Stored records:
= = = =

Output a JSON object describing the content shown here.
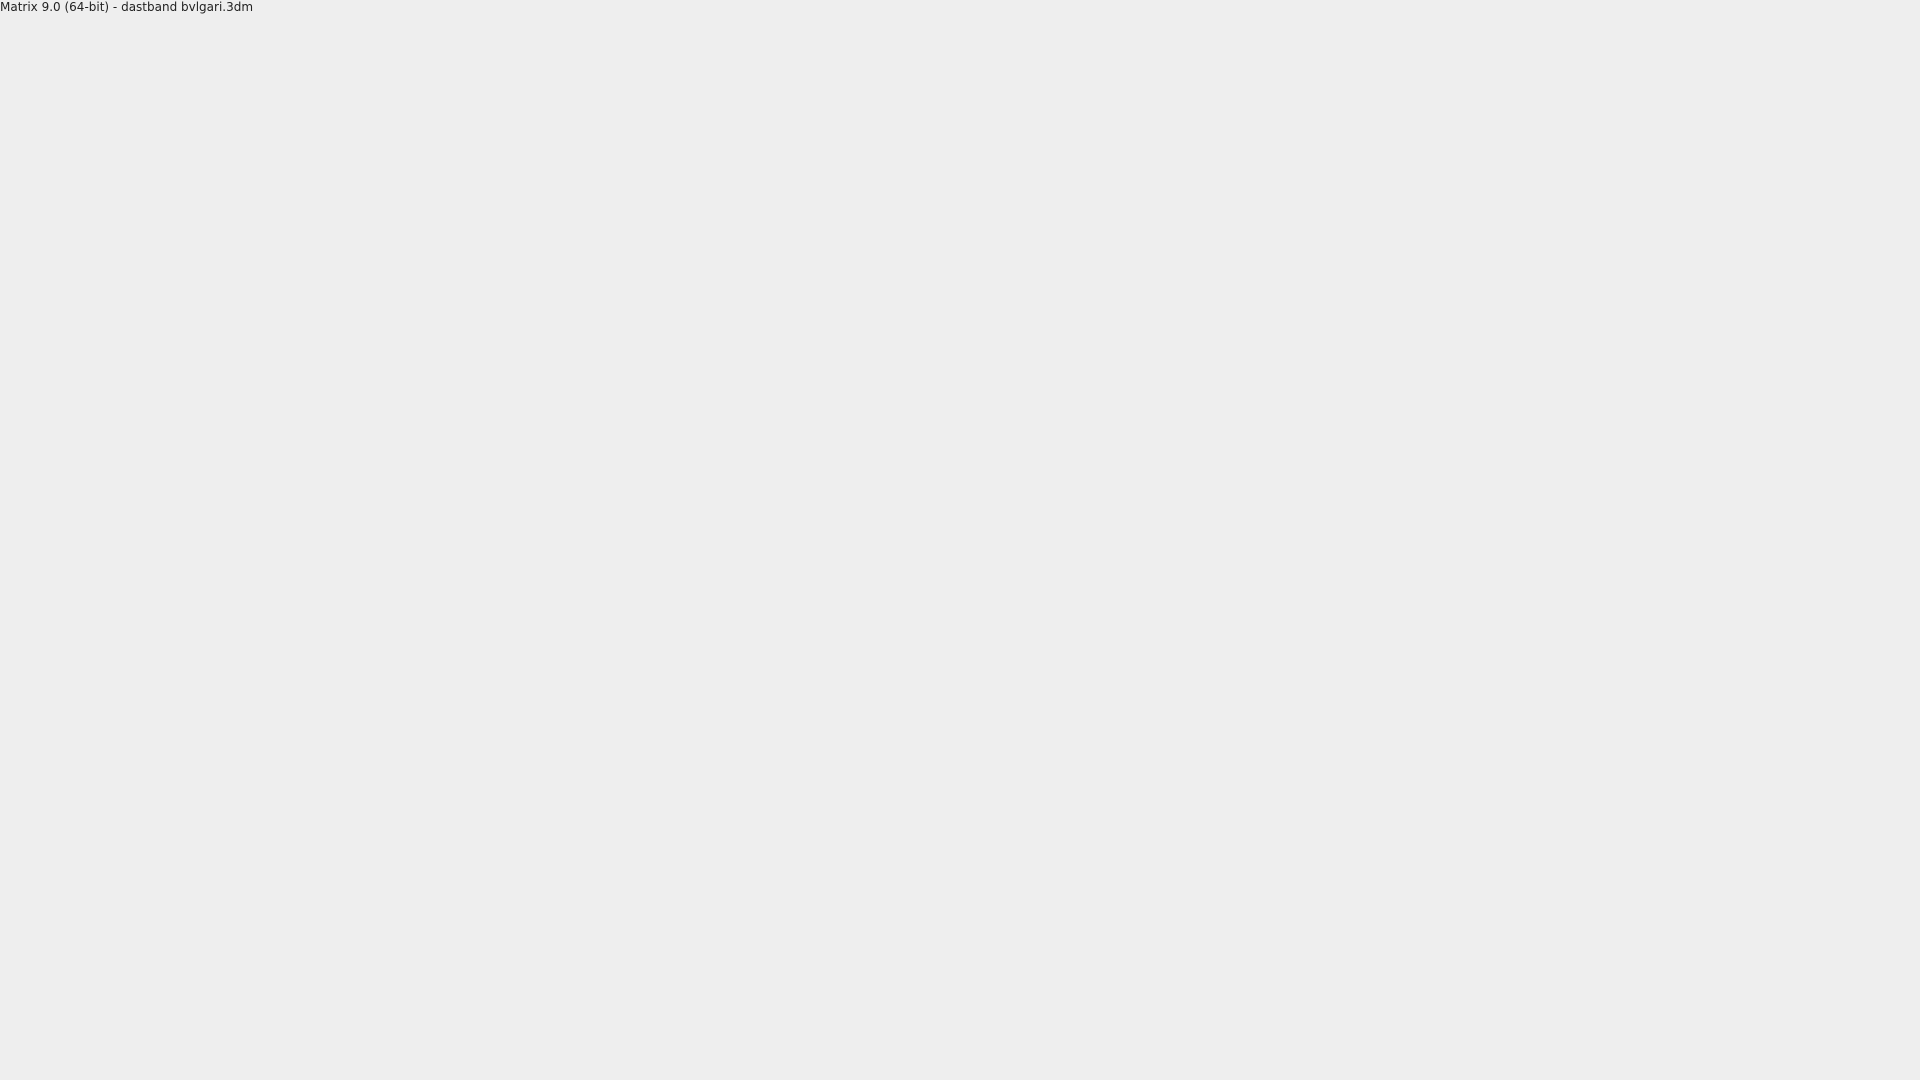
{
  "title": "Matrix 9.0 (64-bit) - dastband bvlgari.3dm"
}
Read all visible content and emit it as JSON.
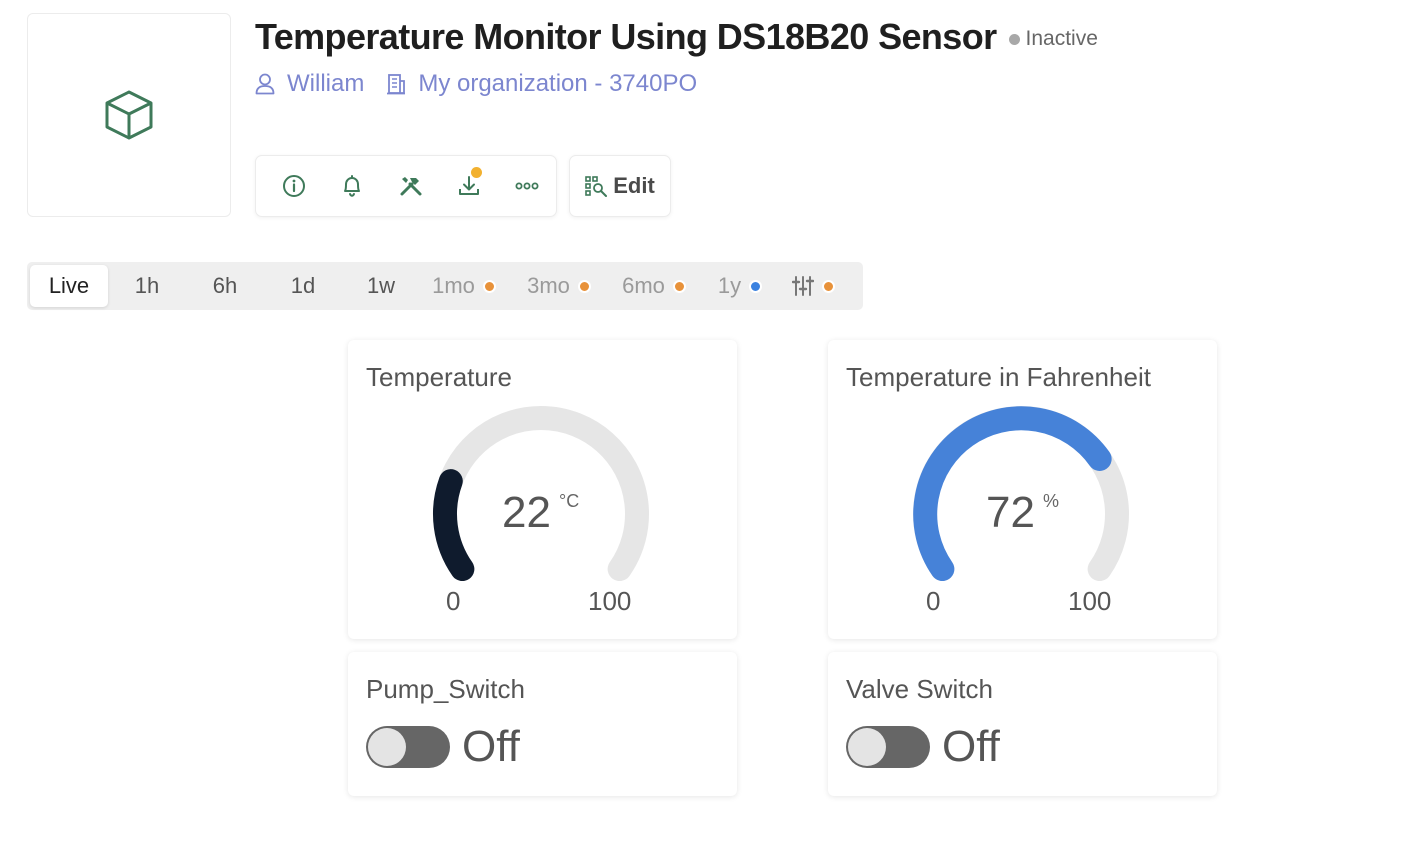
{
  "header": {
    "title": "Temperature Monitor Using DS18B20 Sensor",
    "status": "Inactive",
    "owner": "William",
    "organization": "My organization - 3740PO",
    "thumbnail_icon": "cube-icon",
    "accent_color": "#3f7a5a"
  },
  "toolbar": {
    "actions": [
      {
        "icon": "info-icon"
      },
      {
        "icon": "bell-icon"
      },
      {
        "icon": "tools-icon"
      },
      {
        "icon": "download-icon"
      },
      {
        "icon": "more-icon"
      }
    ],
    "edit_label": "Edit"
  },
  "time_range": {
    "selected": "Live",
    "options": [
      {
        "label": "Live",
        "dot": null
      },
      {
        "label": "1h",
        "dot": null
      },
      {
        "label": "6h",
        "dot": null
      },
      {
        "label": "1d",
        "dot": null
      },
      {
        "label": "1w",
        "dot": null
      },
      {
        "label": "1mo",
        "dot": "#e8923a"
      },
      {
        "label": "3mo",
        "dot": "#e8923a"
      },
      {
        "label": "6mo",
        "dot": "#e8923a"
      },
      {
        "label": "1y",
        "dot": "#3b82e0"
      },
      {
        "label": "",
        "icon": "sliders-icon",
        "dot": "#e8923a"
      }
    ]
  },
  "widgets": {
    "gauge1": {
      "title": "Temperature",
      "value": 22,
      "unit": "°C",
      "min": 0,
      "max": 100,
      "color": "#0f1b2d"
    },
    "gauge2": {
      "title": "Temperature in Fahrenheit",
      "value": 72,
      "unit": "%",
      "min": 0,
      "max": 100,
      "color": "#4682d8"
    },
    "switch1": {
      "title": "Pump_Switch",
      "state": "Off"
    },
    "switch2": {
      "title": "Valve Switch",
      "state": "Off"
    }
  }
}
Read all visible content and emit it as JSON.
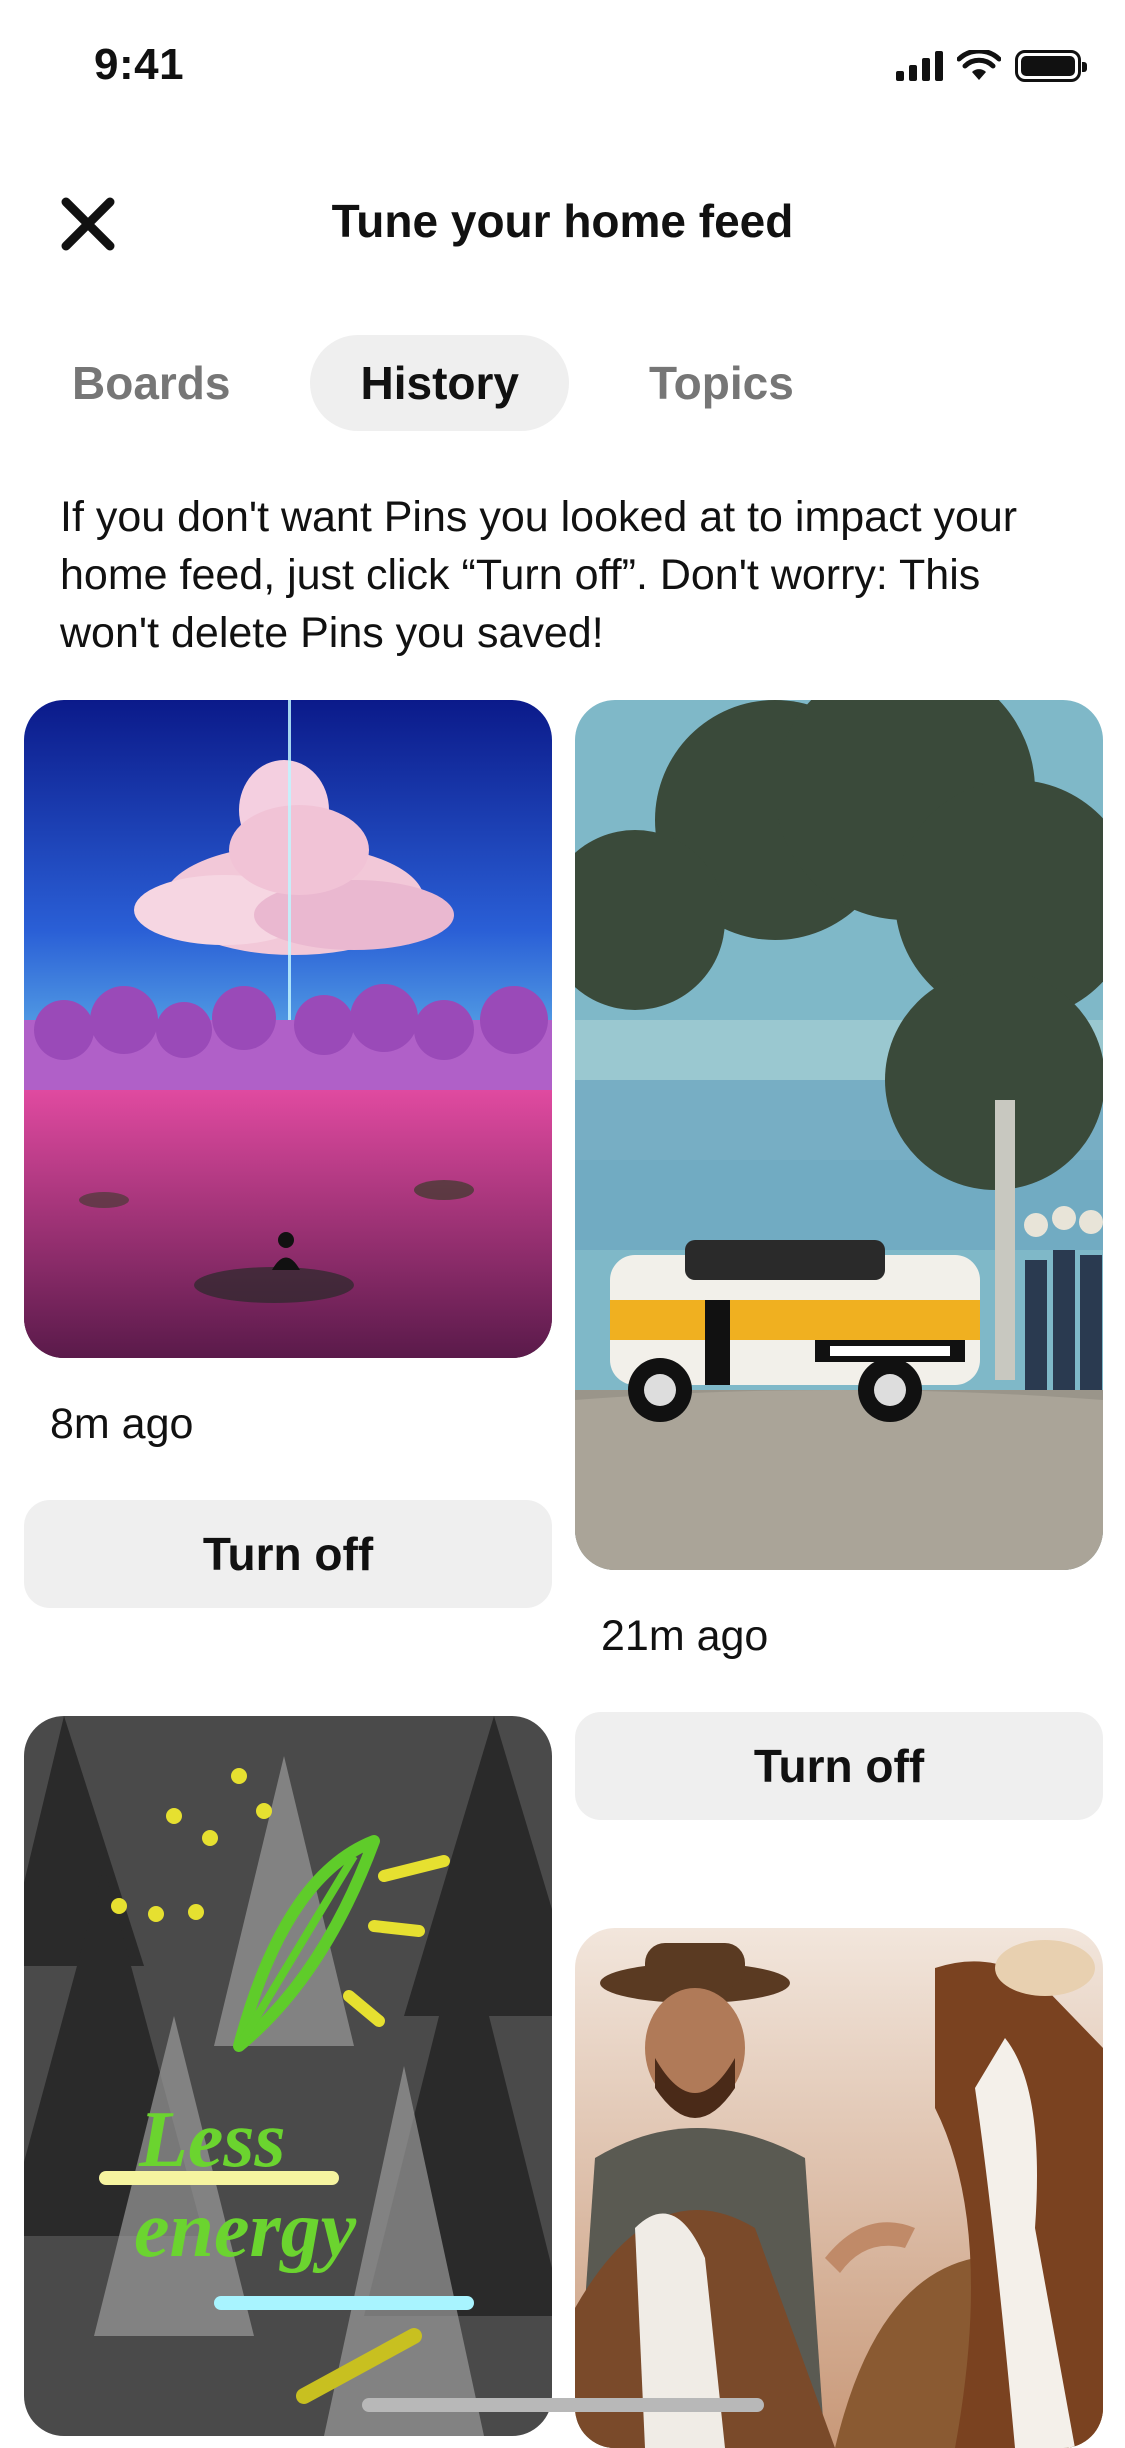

= = = =

Task goal = Except for the pictures, copy the material above exactly.

Result of this task =
Output a JSON object describing the content shown here.
{
  "title": "Matrix 9.0 (64-bit) - dastband bvlgari.3dm"
}
Read all visible content and emit it as JSON.
{
  "header": {
    "title": "Temperature Monitor Using DS18B20 Sensor",
    "status": "Inactive",
    "owner": "William",
    "organization": "My organization - 3740PO",
    "thumbnail_icon": "cube-icon",
    "accent_color": "#3f7a5a"
  },
  "toolbar": {
    "actions": [
      {
        "icon": "info-icon"
      },
      {
        "icon": "bell-icon"
      },
      {
        "icon": "tools-icon"
      },
      {
        "icon": "download-icon"
      },
      {
        "icon": "more-icon"
      }
    ],
    "edit_label": "Edit"
  },
  "time_range": {
    "selected": "Live",
    "options": [
      {
        "label": "Live",
        "dot": null
      },
      {
        "label": "1h",
        "dot": null
      },
      {
        "label": "6h",
        "dot": null
      },
      {
        "label": "1d",
        "dot": null
      },
      {
        "label": "1w",
        "dot": null
      },
      {
        "label": "1mo",
        "dot": "#e8923a"
      },
      {
        "label": "3mo",
        "dot": "#e8923a"
      },
      {
        "label": "6mo",
        "dot": "#e8923a"
      },
      {
        "label": "1y",
        "dot": "#3b82e0"
      },
      {
        "label": "",
        "icon": "sliders-icon",
        "dot": "#e8923a"
      }
    ]
  },
  "widgets": {
    "gauge1": {
      "title": "Temperature",
      "value": 22,
      "unit": "°C",
      "min": 0,
      "max": 100,
      "color": "#0f1b2d"
    },
    "gauge2": {
      "title": "Temperature in Fahrenheit",
      "value": 72,
      "unit": "%",
      "min": 0,
      "max": 100,
      "color": "#4682d8"
    },
    "switch1": {
      "title": "Pump_Switch",
      "state": "Off"
    },
    "switch2": {
      "title": "Valve Switch",
      "state": "Off"
    }
  }
}
Read all visible content and emit it as JSON.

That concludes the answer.